● **Instruction**:
Quote every entry word for word.

(Rows from a figure dataset)
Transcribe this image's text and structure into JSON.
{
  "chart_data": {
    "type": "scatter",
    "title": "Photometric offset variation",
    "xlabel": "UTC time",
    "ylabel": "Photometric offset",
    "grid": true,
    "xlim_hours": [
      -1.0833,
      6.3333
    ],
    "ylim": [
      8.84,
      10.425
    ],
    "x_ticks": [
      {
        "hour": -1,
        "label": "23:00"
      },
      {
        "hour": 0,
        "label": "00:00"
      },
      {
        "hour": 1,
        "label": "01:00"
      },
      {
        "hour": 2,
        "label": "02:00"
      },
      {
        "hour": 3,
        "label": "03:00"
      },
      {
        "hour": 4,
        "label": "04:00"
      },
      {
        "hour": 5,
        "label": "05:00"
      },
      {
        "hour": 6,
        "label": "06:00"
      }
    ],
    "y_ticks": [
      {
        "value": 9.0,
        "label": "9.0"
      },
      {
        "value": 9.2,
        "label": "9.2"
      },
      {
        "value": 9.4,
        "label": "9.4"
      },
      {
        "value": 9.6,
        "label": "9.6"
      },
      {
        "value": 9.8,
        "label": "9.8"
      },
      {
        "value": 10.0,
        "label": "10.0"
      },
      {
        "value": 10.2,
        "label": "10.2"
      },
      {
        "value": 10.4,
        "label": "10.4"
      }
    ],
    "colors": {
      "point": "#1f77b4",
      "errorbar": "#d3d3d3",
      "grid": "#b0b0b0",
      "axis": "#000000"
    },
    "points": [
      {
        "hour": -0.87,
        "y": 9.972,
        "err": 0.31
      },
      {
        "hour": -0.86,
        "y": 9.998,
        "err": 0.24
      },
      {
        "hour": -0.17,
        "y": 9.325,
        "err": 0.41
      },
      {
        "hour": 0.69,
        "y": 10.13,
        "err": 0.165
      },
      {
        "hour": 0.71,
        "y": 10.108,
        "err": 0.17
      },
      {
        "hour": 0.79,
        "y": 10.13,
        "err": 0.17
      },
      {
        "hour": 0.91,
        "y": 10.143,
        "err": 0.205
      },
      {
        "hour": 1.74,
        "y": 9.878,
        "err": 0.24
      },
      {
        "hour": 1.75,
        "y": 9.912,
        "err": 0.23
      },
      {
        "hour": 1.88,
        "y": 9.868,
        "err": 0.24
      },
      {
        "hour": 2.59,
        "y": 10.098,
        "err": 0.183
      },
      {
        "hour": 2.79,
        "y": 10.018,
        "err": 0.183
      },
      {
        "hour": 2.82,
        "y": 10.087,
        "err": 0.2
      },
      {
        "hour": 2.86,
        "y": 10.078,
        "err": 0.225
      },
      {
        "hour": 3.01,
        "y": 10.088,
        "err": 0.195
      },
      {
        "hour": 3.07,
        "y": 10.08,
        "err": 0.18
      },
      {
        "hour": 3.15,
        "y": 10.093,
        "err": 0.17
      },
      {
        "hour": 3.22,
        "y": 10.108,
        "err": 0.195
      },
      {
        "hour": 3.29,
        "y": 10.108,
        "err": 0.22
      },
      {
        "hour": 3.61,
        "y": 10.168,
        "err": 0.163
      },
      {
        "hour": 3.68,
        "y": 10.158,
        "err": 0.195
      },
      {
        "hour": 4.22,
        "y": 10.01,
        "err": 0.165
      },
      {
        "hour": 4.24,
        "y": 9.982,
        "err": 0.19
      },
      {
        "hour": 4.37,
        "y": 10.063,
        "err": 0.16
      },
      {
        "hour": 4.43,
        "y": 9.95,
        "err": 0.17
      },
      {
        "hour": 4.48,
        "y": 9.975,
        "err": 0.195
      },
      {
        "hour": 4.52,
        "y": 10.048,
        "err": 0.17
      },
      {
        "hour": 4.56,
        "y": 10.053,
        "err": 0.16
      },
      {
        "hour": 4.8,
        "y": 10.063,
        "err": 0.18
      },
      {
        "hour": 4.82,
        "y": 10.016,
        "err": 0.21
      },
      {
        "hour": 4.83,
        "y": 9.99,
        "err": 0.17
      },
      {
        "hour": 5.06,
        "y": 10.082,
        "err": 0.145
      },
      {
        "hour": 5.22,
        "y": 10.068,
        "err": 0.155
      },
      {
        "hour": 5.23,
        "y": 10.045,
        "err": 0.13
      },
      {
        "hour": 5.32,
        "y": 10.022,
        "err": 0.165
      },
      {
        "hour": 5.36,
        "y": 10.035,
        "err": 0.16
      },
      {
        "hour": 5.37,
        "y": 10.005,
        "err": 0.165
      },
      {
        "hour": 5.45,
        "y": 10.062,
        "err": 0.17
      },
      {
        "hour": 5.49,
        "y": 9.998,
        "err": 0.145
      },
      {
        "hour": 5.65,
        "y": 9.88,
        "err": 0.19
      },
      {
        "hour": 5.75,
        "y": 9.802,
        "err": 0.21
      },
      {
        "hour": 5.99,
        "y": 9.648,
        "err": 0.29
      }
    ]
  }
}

● **Answer to this exercise**:
Transcribe this image's text and structure into JSON.
{
  "chart_data": {
    "type": "scatter",
    "title": "Photometric offset variation",
    "xlabel": "UTC time",
    "ylabel": "Photometric offset",
    "grid": true,
    "xlim_hours": [
      -1.0833,
      6.3333
    ],
    "ylim": [
      8.84,
      10.425
    ],
    "x_ticks": [
      {
        "hour": -1,
        "label": "23:00"
      },
      {
        "hour": 0,
        "label": "00:00"
      },
      {
        "hour": 1,
        "label": "01:00"
      },
      {
        "hour": 2,
        "label": "02:00"
      },
      {
        "hour": 3,
        "label": "03:00"
      },
      {
        "hour": 4,
        "label": "04:00"
      },
      {
        "hour": 5,
        "label": "05:00"
      },
      {
        "hour": 6,
        "label": "06:00"
      }
    ],
    "y_ticks": [
      {
        "value": 9.0,
        "label": "9.0"
      },
      {
        "value": 9.2,
        "label": "9.2"
      },
      {
        "value": 9.4,
        "label": "9.4"
      },
      {
        "value": 9.6,
        "label": "9.6"
      },
      {
        "value": 9.8,
        "label": "9.8"
      },
      {
        "value": 10.0,
        "label": "10.0"
      },
      {
        "value": 10.2,
        "label": "10.2"
      },
      {
        "value": 10.4,
        "label": "10.4"
      }
    ],
    "colors": {
      "point": "#1f77b4",
      "errorbar": "#d3d3d3",
      "grid": "#b0b0b0",
      "axis": "#000000"
    },
    "points": [
      {
        "hour": -0.87,
        "y": 9.972,
        "err": 0.31
      },
      {
        "hour": -0.86,
        "y": 9.998,
        "err": 0.24
      },
      {
        "hour": -0.17,
        "y": 9.325,
        "err": 0.41
      },
      {
        "hour": 0.69,
        "y": 10.13,
        "err": 0.165
      },
      {
        "hour": 0.71,
        "y": 10.108,
        "err": 0.17
      },
      {
        "hour": 0.79,
        "y": 10.13,
        "err": 0.17
      },
      {
        "hour": 0.91,
        "y": 10.143,
        "err": 0.205
      },
      {
        "hour": 1.74,
        "y": 9.878,
        "err": 0.24
      },
      {
        "hour": 1.75,
        "y": 9.912,
        "err": 0.23
      },
      {
        "hour": 1.88,
        "y": 9.868,
        "err": 0.24
      },
      {
        "hour": 2.59,
        "y": 10.098,
        "err": 0.183
      },
      {
        "hour": 2.79,
        "y": 10.018,
        "err": 0.183
      },
      {
        "hour": 2.82,
        "y": 10.087,
        "err": 0.2
      },
      {
        "hour": 2.86,
        "y": 10.078,
        "err": 0.225
      },
      {
        "hour": 3.01,
        "y": 10.088,
        "err": 0.195
      },
      {
        "hour": 3.07,
        "y": 10.08,
        "err": 0.18
      },
      {
        "hour": 3.15,
        "y": 10.093,
        "err": 0.17
      },
      {
        "hour": 3.22,
        "y": 10.108,
        "err": 0.195
      },
      {
        "hour": 3.29,
        "y": 10.108,
        "err": 0.22
      },
      {
        "hour": 3.61,
        "y": 10.168,
        "err": 0.163
      },
      {
        "hour": 3.68,
        "y": 10.158,
        "err": 0.195
      },
      {
        "hour": 4.22,
        "y": 10.01,
        "err": 0.165
      },
      {
        "hour": 4.24,
        "y": 9.982,
        "err": 0.19
      },
      {
        "hour": 4.37,
        "y": 10.063,
        "err": 0.16
      },
      {
        "hour": 4.43,
        "y": 9.95,
        "err": 0.17
      },
      {
        "hour": 4.48,
        "y": 9.975,
        "err": 0.195
      },
      {
        "hour": 4.52,
        "y": 10.048,
        "err": 0.17
      },
      {
        "hour": 4.56,
        "y": 10.053,
        "err": 0.16
      },
      {
        "hour": 4.8,
        "y": 10.063,
        "err": 0.18
      },
      {
        "hour": 4.82,
        "y": 10.016,
        "err": 0.21
      },
      {
        "hour": 4.83,
        "y": 9.99,
        "err": 0.17
      },
      {
        "hour": 5.06,
        "y": 10.082,
        "err": 0.145
      },
      {
        "hour": 5.22,
        "y": 10.068,
        "err": 0.155
      },
      {
        "hour": 5.23,
        "y": 10.045,
        "err": 0.13
      },
      {
        "hour": 5.32,
        "y": 10.022,
        "err": 0.165
      },
      {
        "hour": 5.36,
        "y": 10.035,
        "err": 0.16
      },
      {
        "hour": 5.37,
        "y": 10.005,
        "err": 0.165
      },
      {
        "hour": 5.45,
        "y": 10.062,
        "err": 0.17
      },
      {
        "hour": 5.49,
        "y": 9.998,
        "err": 0.145
      },
      {
        "hour": 5.65,
        "y": 9.88,
        "err": 0.19
      },
      {
        "hour": 5.75,
        "y": 9.802,
        "err": 0.21
      },
      {
        "hour": 5.99,
        "y": 9.648,
        "err": 0.29
      }
    ]
  }
}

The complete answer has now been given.